--- BEGIN ---

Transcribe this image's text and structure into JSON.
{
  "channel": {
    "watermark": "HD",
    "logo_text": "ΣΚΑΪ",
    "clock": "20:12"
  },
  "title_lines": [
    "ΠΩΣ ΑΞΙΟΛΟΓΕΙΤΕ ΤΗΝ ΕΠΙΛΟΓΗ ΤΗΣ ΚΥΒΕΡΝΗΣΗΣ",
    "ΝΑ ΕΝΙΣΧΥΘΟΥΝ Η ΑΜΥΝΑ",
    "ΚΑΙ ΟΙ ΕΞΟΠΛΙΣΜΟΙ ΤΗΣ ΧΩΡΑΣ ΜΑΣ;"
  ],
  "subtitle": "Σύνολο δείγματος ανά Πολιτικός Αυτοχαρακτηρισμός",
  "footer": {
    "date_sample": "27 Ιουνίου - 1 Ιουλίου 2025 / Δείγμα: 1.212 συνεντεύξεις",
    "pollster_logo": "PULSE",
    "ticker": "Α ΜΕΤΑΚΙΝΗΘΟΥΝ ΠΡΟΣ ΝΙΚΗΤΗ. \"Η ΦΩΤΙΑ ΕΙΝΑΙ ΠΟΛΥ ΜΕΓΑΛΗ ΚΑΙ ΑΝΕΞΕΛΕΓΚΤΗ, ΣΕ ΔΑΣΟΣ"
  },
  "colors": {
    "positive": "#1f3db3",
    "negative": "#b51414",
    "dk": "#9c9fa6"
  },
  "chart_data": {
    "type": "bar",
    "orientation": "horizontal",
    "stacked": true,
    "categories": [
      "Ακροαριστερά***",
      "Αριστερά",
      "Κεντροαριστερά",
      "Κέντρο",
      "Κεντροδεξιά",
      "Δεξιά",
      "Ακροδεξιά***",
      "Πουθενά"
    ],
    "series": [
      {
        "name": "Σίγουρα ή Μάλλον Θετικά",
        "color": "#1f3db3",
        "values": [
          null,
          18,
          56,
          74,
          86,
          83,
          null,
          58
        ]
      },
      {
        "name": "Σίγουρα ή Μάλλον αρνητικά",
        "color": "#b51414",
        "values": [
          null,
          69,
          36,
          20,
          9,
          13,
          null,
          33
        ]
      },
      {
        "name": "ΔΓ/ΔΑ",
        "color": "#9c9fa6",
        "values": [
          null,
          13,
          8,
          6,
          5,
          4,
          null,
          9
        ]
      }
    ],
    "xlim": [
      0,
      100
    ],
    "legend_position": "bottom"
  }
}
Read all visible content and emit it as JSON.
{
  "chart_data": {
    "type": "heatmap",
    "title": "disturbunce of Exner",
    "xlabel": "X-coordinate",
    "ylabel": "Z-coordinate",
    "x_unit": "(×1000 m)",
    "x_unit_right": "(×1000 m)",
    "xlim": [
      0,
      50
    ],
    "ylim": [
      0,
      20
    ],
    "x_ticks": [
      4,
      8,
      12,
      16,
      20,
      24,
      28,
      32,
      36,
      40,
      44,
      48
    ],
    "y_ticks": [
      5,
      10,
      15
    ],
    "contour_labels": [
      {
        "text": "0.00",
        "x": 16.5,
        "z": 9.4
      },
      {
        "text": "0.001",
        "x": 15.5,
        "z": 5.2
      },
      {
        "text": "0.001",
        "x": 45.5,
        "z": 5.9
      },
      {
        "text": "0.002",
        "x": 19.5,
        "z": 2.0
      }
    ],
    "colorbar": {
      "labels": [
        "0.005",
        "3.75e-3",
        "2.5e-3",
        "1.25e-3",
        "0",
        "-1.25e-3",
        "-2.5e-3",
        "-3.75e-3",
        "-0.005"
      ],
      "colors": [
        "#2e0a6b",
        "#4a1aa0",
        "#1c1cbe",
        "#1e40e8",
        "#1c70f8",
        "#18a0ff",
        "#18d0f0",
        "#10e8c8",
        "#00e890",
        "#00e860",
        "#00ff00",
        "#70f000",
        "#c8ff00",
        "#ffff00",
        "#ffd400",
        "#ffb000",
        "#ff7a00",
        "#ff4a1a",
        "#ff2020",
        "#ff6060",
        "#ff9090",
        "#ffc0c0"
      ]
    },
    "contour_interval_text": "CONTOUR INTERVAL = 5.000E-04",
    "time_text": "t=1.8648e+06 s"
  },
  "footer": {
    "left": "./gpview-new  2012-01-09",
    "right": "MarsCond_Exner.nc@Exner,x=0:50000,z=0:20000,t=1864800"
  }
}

--- END ---

What is expected:
Reproduce the records above exactly.

Answer to the task:
Transcribe this image's text and structure into JSON.
{
  "channel": {
    "watermark": "HD",
    "logo_text": "ΣΚΑΪ",
    "clock": "20:12"
  },
  "title_lines": [
    "ΠΩΣ ΑΞΙΟΛΟΓΕΙΤΕ ΤΗΝ ΕΠΙΛΟΓΗ ΤΗΣ ΚΥΒΕΡΝΗΣΗΣ",
    "ΝΑ ΕΝΙΣΧΥΘΟΥΝ Η ΑΜΥΝΑ",
    "ΚΑΙ ΟΙ ΕΞΟΠΛΙΣΜΟΙ ΤΗΣ ΧΩΡΑΣ ΜΑΣ;"
  ],
  "subtitle": "Σύνολο δείγματος ανά Πολιτικός Αυτοχαρακτηρισμός",
  "footer": {
    "date_sample": "27 Ιουνίου - 1 Ιουλίου 2025 / Δείγμα: 1.212 συνεντεύξεις",
    "pollster_logo": "PULSE",
    "ticker": "Α ΜΕΤΑΚΙΝΗΘΟΥΝ ΠΡΟΣ ΝΙΚΗΤΗ. \"Η ΦΩΤΙΑ ΕΙΝΑΙ ΠΟΛΥ ΜΕΓΑΛΗ ΚΑΙ ΑΝΕΞΕΛΕΓΚΤΗ, ΣΕ ΔΑΣΟΣ"
  },
  "colors": {
    "positive": "#1f3db3",
    "negative": "#b51414",
    "dk": "#9c9fa6"
  },
  "chart_data": {
    "type": "bar",
    "orientation": "horizontal",
    "stacked": true,
    "categories": [
      "Ακροαριστερά***",
      "Αριστερά",
      "Κεντροαριστερά",
      "Κέντρο",
      "Κεντροδεξιά",
      "Δεξιά",
      "Ακροδεξιά***",
      "Πουθενά"
    ],
    "series": [
      {
        "name": "Σίγουρα ή Μάλλον Θετικά",
        "color": "#1f3db3",
        "values": [
          null,
          18,
          56,
          74,
          86,
          83,
          null,
          58
        ]
      },
      {
        "name": "Σίγουρα ή Μάλλον αρνητικά",
        "color": "#b51414",
        "values": [
          null,
          69,
          36,
          20,
          9,
          13,
          null,
          33
        ]
      },
      {
        "name": "ΔΓ/ΔΑ",
        "color": "#9c9fa6",
        "values": [
          null,
          13,
          8,
          6,
          5,
          4,
          null,
          9
        ]
      }
    ],
    "xlim": [
      0,
      100
    ],
    "legend_position": "bottom"
  }
}
Read all visible content and emit it as JSON.
{
  "chart_data": {
    "type": "heatmap",
    "title": "disturbunce of Exner",
    "xlabel": "X-coordinate",
    "ylabel": "Z-coordinate",
    "x_unit": "(×1000 m)",
    "x_unit_right": "(×1000 m)",
    "xlim": [
      0,
      50
    ],
    "ylim": [
      0,
      20
    ],
    "x_ticks": [
      4,
      8,
      12,
      16,
      20,
      24,
      28,
      32,
      36,
      40,
      44,
      48
    ],
    "y_ticks": [
      5,
      10,
      15
    ],
    "contour_labels": [
      {
        "text": "0.00",
        "x": 16.5,
        "z": 9.4
      },
      {
        "text": "0.001",
        "x": 15.5,
        "z": 5.2
      },
      {
        "text": "0.001",
        "x": 45.5,
        "z": 5.9
      },
      {
        "text": "0.002",
        "x": 19.5,
        "z": 2.0
      }
    ],
    "colorbar": {
      "labels": [
        "0.005",
        "3.75e-3",
        "2.5e-3",
        "1.25e-3",
        "0",
        "-1.25e-3",
        "-2.5e-3",
        "-3.75e-3",
        "-0.005"
      ],
      "colors": [
        "#2e0a6b",
        "#4a1aa0",
        "#1c1cbe",
        "#1e40e8",
        "#1c70f8",
        "#18a0ff",
        "#18d0f0",
        "#10e8c8",
        "#00e890",
        "#00e860",
        "#00ff00",
        "#70f000",
        "#c8ff00",
        "#ffff00",
        "#ffd400",
        "#ffb000",
        "#ff7a00",
        "#ff4a1a",
        "#ff2020",
        "#ff6060",
        "#ff9090",
        "#ffc0c0"
      ]
    },
    "contour_interval_text": "CONTOUR INTERVAL = 5.000E-04",
    "time_text": "t=1.8648e+06 s"
  },
  "footer": {
    "left": "./gpview-new  2012-01-09",
    "right": "MarsCond_Exner.nc@Exner,x=0:50000,z=0:20000,t=1864800"
  }
}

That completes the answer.